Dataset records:
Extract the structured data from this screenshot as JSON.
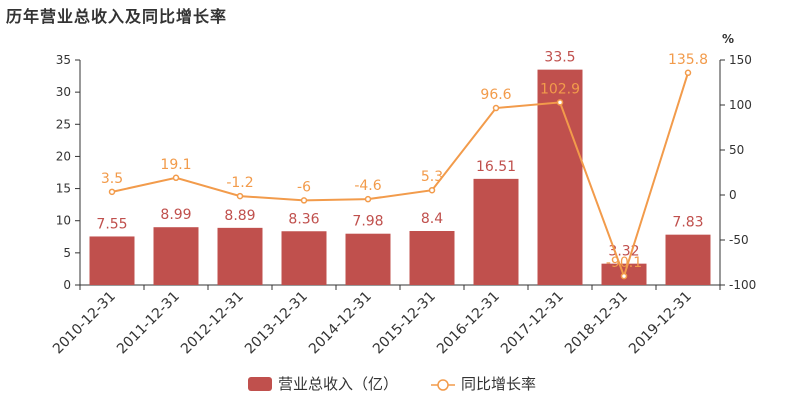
{
  "title": "历年营业总收入及同比增长率",
  "chart_data": {
    "type": "bar",
    "categories": [
      "2010-12-31",
      "2011-12-31",
      "2012-12-31",
      "2013-12-31",
      "2014-12-31",
      "2015-12-31",
      "2016-12-31",
      "2017-12-31",
      "2018-12-31",
      "2019-12-31"
    ],
    "series": [
      {
        "name": "营业总收入（亿）",
        "type": "bar",
        "axis": "left",
        "color": "#c0504d",
        "values": [
          7.55,
          8.99,
          8.89,
          8.36,
          7.98,
          8.4,
          16.51,
          33.5,
          3.32,
          7.83
        ],
        "labels": [
          "7.55",
          "8.99",
          "8.89",
          "8.36",
          "7.98",
          "8.4",
          "16.51",
          "33.5",
          "3.32",
          "7.83"
        ]
      },
      {
        "name": "同比增长率",
        "type": "line",
        "axis": "right",
        "color": "#f29b4b",
        "values": [
          3.5,
          19.1,
          -1.2,
          -6,
          -4.6,
          5.3,
          96.6,
          102.9,
          -90.1,
          135.8
        ],
        "labels": [
          "3.5",
          "19.1",
          "-1.2",
          "-6",
          "-4.6",
          "5.3",
          "96.6",
          "102.9",
          "-90.1",
          "135.8"
        ]
      }
    ],
    "y_left": {
      "min": 0,
      "max": 35,
      "ticks": [
        0,
        5,
        10,
        15,
        20,
        25,
        30,
        35
      ],
      "tick_labels": [
        "0",
        "5",
        "10",
        "15",
        "20",
        "25",
        "30",
        "35"
      ]
    },
    "y_right": {
      "min": -100,
      "max": 150,
      "ticks": [
        -100,
        -50,
        0,
        50,
        100,
        150
      ],
      "tick_labels": [
        "-100",
        "-50",
        "0",
        "50",
        "100",
        "150"
      ],
      "unit": "%"
    },
    "grid": false,
    "legend_position": "bottom-center"
  }
}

Stated problem:
Transcribe the records above exactly as they appear, leaving out any pictures.

Answer to the exercise:
Extract the structured data from this screenshot as JSON.
{
  "title": "历年营业总收入及同比增长率",
  "chart_data": {
    "type": "bar",
    "categories": [
      "2010-12-31",
      "2011-12-31",
      "2012-12-31",
      "2013-12-31",
      "2014-12-31",
      "2015-12-31",
      "2016-12-31",
      "2017-12-31",
      "2018-12-31",
      "2019-12-31"
    ],
    "series": [
      {
        "name": "营业总收入（亿）",
        "type": "bar",
        "axis": "left",
        "color": "#c0504d",
        "values": [
          7.55,
          8.99,
          8.89,
          8.36,
          7.98,
          8.4,
          16.51,
          33.5,
          3.32,
          7.83
        ],
        "labels": [
          "7.55",
          "8.99",
          "8.89",
          "8.36",
          "7.98",
          "8.4",
          "16.51",
          "33.5",
          "3.32",
          "7.83"
        ]
      },
      {
        "name": "同比增长率",
        "type": "line",
        "axis": "right",
        "color": "#f29b4b",
        "values": [
          3.5,
          19.1,
          -1.2,
          -6,
          -4.6,
          5.3,
          96.6,
          102.9,
          -90.1,
          135.8
        ],
        "labels": [
          "3.5",
          "19.1",
          "-1.2",
          "-6",
          "-4.6",
          "5.3",
          "96.6",
          "102.9",
          "-90.1",
          "135.8"
        ]
      }
    ],
    "y_left": {
      "min": 0,
      "max": 35,
      "ticks": [
        0,
        5,
        10,
        15,
        20,
        25,
        30,
        35
      ],
      "tick_labels": [
        "0",
        "5",
        "10",
        "15",
        "20",
        "25",
        "30",
        "35"
      ]
    },
    "y_right": {
      "min": -100,
      "max": 150,
      "ticks": [
        -100,
        -50,
        0,
        50,
        100,
        150
      ],
      "tick_labels": [
        "-100",
        "-50",
        "0",
        "50",
        "100",
        "150"
      ],
      "unit": "%"
    },
    "grid": false,
    "legend_position": "bottom-center"
  }
}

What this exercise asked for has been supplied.